» Aufgabenstellung
Gib die folgenden Zeilen bitte noch einmal aus und ersetze dabei in allen Datensätzen „close-cell“ durch „closing-price-cell“. Alles andere bleibt unverändert.

» Eingabedatensätze
──────────────────────────────
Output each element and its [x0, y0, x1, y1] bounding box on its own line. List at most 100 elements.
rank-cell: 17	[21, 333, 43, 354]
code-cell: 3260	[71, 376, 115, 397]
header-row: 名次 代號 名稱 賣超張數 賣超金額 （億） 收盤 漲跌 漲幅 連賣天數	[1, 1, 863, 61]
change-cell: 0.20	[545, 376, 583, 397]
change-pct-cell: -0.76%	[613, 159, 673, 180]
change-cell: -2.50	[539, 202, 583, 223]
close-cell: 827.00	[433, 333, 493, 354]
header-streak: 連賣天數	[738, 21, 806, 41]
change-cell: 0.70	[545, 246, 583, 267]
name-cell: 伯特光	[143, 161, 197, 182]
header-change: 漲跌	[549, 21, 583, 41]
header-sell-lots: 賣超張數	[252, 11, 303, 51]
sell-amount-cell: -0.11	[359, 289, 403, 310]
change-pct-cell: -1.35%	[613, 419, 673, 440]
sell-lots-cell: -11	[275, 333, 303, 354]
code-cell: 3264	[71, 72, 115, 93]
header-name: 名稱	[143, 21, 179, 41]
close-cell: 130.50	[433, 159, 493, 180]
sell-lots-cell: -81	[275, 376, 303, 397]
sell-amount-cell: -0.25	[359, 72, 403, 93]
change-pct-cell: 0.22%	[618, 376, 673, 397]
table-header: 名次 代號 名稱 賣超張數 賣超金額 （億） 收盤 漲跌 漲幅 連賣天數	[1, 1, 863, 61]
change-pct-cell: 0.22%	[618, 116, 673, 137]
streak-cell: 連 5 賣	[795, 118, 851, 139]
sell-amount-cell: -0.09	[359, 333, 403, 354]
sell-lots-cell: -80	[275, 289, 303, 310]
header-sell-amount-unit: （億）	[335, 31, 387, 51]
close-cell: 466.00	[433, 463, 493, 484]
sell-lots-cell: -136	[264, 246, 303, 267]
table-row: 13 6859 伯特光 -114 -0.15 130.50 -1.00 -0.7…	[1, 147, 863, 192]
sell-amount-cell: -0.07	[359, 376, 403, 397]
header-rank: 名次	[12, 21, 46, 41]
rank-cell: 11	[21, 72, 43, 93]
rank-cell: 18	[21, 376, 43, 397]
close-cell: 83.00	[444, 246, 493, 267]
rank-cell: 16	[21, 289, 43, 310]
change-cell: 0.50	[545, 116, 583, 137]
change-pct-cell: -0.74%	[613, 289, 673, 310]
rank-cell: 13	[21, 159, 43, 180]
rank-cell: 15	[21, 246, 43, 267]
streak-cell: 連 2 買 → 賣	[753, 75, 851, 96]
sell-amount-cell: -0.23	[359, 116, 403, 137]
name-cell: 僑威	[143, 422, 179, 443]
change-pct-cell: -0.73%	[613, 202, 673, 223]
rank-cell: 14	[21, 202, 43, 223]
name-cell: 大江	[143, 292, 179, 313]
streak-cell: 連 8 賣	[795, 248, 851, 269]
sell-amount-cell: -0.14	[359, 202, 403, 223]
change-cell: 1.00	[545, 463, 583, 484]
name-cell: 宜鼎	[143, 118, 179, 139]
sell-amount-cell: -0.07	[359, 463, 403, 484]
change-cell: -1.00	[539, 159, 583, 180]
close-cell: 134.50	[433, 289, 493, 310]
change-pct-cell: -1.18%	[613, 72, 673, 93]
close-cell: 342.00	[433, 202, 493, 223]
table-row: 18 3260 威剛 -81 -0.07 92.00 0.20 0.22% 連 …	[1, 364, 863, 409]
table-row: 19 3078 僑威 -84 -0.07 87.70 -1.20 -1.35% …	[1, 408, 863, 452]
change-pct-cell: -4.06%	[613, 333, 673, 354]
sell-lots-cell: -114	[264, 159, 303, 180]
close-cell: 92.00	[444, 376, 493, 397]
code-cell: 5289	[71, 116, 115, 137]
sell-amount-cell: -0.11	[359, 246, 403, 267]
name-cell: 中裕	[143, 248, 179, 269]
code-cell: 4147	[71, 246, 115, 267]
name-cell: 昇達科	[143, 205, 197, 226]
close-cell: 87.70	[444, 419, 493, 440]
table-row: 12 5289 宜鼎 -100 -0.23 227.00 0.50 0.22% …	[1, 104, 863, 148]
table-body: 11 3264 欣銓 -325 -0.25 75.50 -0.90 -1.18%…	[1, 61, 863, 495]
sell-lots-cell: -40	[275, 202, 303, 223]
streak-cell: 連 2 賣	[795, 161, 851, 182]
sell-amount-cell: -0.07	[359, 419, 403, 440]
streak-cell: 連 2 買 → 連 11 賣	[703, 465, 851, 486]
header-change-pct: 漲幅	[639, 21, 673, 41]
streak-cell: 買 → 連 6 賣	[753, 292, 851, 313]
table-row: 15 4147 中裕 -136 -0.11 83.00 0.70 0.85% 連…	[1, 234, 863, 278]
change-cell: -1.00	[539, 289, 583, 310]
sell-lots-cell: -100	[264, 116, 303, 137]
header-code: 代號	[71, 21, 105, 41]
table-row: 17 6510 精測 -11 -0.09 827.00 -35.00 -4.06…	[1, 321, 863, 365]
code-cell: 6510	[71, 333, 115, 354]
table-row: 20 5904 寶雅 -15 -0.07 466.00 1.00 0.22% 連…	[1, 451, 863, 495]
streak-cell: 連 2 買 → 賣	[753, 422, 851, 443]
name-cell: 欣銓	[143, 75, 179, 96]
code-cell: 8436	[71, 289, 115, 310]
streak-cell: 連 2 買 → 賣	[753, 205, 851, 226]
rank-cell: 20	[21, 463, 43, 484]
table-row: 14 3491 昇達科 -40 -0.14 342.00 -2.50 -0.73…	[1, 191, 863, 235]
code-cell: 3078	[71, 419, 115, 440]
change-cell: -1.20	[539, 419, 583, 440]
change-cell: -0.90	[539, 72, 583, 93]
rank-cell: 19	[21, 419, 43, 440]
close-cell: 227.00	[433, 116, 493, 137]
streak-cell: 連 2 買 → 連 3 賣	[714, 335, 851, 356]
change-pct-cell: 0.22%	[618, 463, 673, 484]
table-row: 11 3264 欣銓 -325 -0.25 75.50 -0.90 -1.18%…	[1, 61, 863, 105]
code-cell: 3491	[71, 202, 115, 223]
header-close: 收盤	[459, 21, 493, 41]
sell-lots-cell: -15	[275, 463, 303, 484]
──────────────────────────────
» Endgültige Antwort
Output each element and its [x0, y0, x1, y1] bounding box on its own line. List at most 100 elements.
rank-cell: 17	[21, 333, 43, 354]
code-cell: 3260	[71, 376, 115, 397]
header-row: 名次 代號 名稱 賣超張數 賣超金額 （億） 收盤 漲跌 漲幅 連賣天數	[1, 1, 863, 61]
change-cell: 0.20	[545, 376, 583, 397]
change-pct-cell: -0.76%	[613, 159, 673, 180]
change-cell: -2.50	[539, 202, 583, 223]
closing-price-cell: 827.00	[433, 333, 493, 354]
header-streak: 連賣天數	[738, 21, 806, 41]
change-cell: 0.70	[545, 246, 583, 267]
name-cell: 伯特光	[143, 161, 197, 182]
header-change: 漲跌	[549, 21, 583, 41]
header-sell-lots: 賣超張數	[252, 11, 303, 51]
sell-amount-cell: -0.11	[359, 289, 403, 310]
change-pct-cell: -1.35%	[613, 419, 673, 440]
sell-lots-cell: -11	[275, 333, 303, 354]
code-cell: 3264	[71, 72, 115, 93]
header-name: 名稱	[143, 21, 179, 41]
closing-price-cell: 130.50	[433, 159, 493, 180]
sell-lots-cell: -81	[275, 376, 303, 397]
sell-amount-cell: -0.25	[359, 72, 403, 93]
change-pct-cell: 0.22%	[618, 376, 673, 397]
table-header: 名次 代號 名稱 賣超張數 賣超金額 （億） 收盤 漲跌 漲幅 連賣天數	[1, 1, 863, 61]
change-pct-cell: 0.22%	[618, 116, 673, 137]
streak-cell: 連 5 賣	[795, 118, 851, 139]
sell-amount-cell: -0.09	[359, 333, 403, 354]
sell-lots-cell: -80	[275, 289, 303, 310]
header-sell-amount-unit: （億）	[335, 31, 387, 51]
closing-price-cell: 466.00	[433, 463, 493, 484]
sell-lots-cell: -136	[264, 246, 303, 267]
table-row: 13 6859 伯特光 -114 -0.15 130.50 -1.00 -0.7…	[1, 147, 863, 192]
sell-amount-cell: -0.07	[359, 376, 403, 397]
header-rank: 名次	[12, 21, 46, 41]
rank-cell: 11	[21, 72, 43, 93]
rank-cell: 18	[21, 376, 43, 397]
closing-price-cell: 83.00	[444, 246, 493, 267]
rank-cell: 16	[21, 289, 43, 310]
change-cell: 0.50	[545, 116, 583, 137]
change-pct-cell: -0.74%	[613, 289, 673, 310]
rank-cell: 13	[21, 159, 43, 180]
rank-cell: 15	[21, 246, 43, 267]
streak-cell: 連 2 買 → 賣	[753, 75, 851, 96]
sell-amount-cell: -0.23	[359, 116, 403, 137]
name-cell: 僑威	[143, 422, 179, 443]
change-pct-cell: -0.73%	[613, 202, 673, 223]
rank-cell: 14	[21, 202, 43, 223]
name-cell: 大江	[143, 292, 179, 313]
streak-cell: 連 8 賣	[795, 248, 851, 269]
sell-amount-cell: -0.14	[359, 202, 403, 223]
change-cell: 1.00	[545, 463, 583, 484]
name-cell: 宜鼎	[143, 118, 179, 139]
sell-amount-cell: -0.07	[359, 463, 403, 484]
change-cell: -1.00	[539, 159, 583, 180]
closing-price-cell: 134.50	[433, 289, 493, 310]
change-pct-cell: -1.18%	[613, 72, 673, 93]
closing-price-cell: 342.00	[433, 202, 493, 223]
table-row: 18 3260 威剛 -81 -0.07 92.00 0.20 0.22% 連 …	[1, 364, 863, 409]
table-row: 19 3078 僑威 -84 -0.07 87.70 -1.20 -1.35% …	[1, 408, 863, 452]
change-pct-cell: -4.06%	[613, 333, 673, 354]
sell-lots-cell: -114	[264, 159, 303, 180]
closing-price-cell: 92.00	[444, 376, 493, 397]
code-cell: 5289	[71, 116, 115, 137]
sell-amount-cell: -0.11	[359, 246, 403, 267]
name-cell: 中裕	[143, 248, 179, 269]
code-cell: 4147	[71, 246, 115, 267]
name-cell: 昇達科	[143, 205, 197, 226]
closing-price-cell: 87.70	[444, 419, 493, 440]
table-row: 12 5289 宜鼎 -100 -0.23 227.00 0.50 0.22% …	[1, 104, 863, 148]
table-body: 11 3264 欣銓 -325 -0.25 75.50 -0.90 -1.18%…	[1, 61, 863, 495]
sell-lots-cell: -40	[275, 202, 303, 223]
streak-cell: 連 2 賣	[795, 161, 851, 182]
sell-amount-cell: -0.07	[359, 419, 403, 440]
streak-cell: 連 2 買 → 連 11 賣	[703, 465, 851, 486]
header-change-pct: 漲幅	[639, 21, 673, 41]
streak-cell: 買 → 連 6 賣	[753, 292, 851, 313]
table-row: 15 4147 中裕 -136 -0.11 83.00 0.70 0.85% 連…	[1, 234, 863, 278]
change-cell: -1.00	[539, 289, 583, 310]
sell-lots-cell: -100	[264, 116, 303, 137]
header-code: 代號	[71, 21, 105, 41]
table-row: 17 6510 精測 -11 -0.09 827.00 -35.00 -4.06…	[1, 321, 863, 365]
code-cell: 6510	[71, 333, 115, 354]
table-row: 20 5904 寶雅 -15 -0.07 466.00 1.00 0.22% 連…	[1, 451, 863, 495]
streak-cell: 連 2 買 → 賣	[753, 422, 851, 443]
name-cell: 欣銓	[143, 75, 179, 96]
code-cell: 8436	[71, 289, 115, 310]
streak-cell: 連 2 買 → 賣	[753, 205, 851, 226]
rank-cell: 20	[21, 463, 43, 484]
table-row: 14 3491 昇達科 -40 -0.14 342.00 -2.50 -0.73…	[1, 191, 863, 235]
code-cell: 3078	[71, 419, 115, 440]
change-cell: -1.20	[539, 419, 583, 440]
change-cell: -0.90	[539, 72, 583, 93]
rank-cell: 19	[21, 419, 43, 440]
closing-price-cell: 227.00	[433, 116, 493, 137]
streak-cell: 連 2 買 → 連 3 賣	[714, 335, 851, 356]
change-pct-cell: 0.22%	[618, 463, 673, 484]
table-row: 11 3264 欣銓 -325 -0.25 75.50 -0.90 -1.18%…	[1, 61, 863, 105]
code-cell: 3491	[71, 202, 115, 223]
header-close: 收盤	[459, 21, 493, 41]
sell-lots-cell: -15	[275, 463, 303, 484]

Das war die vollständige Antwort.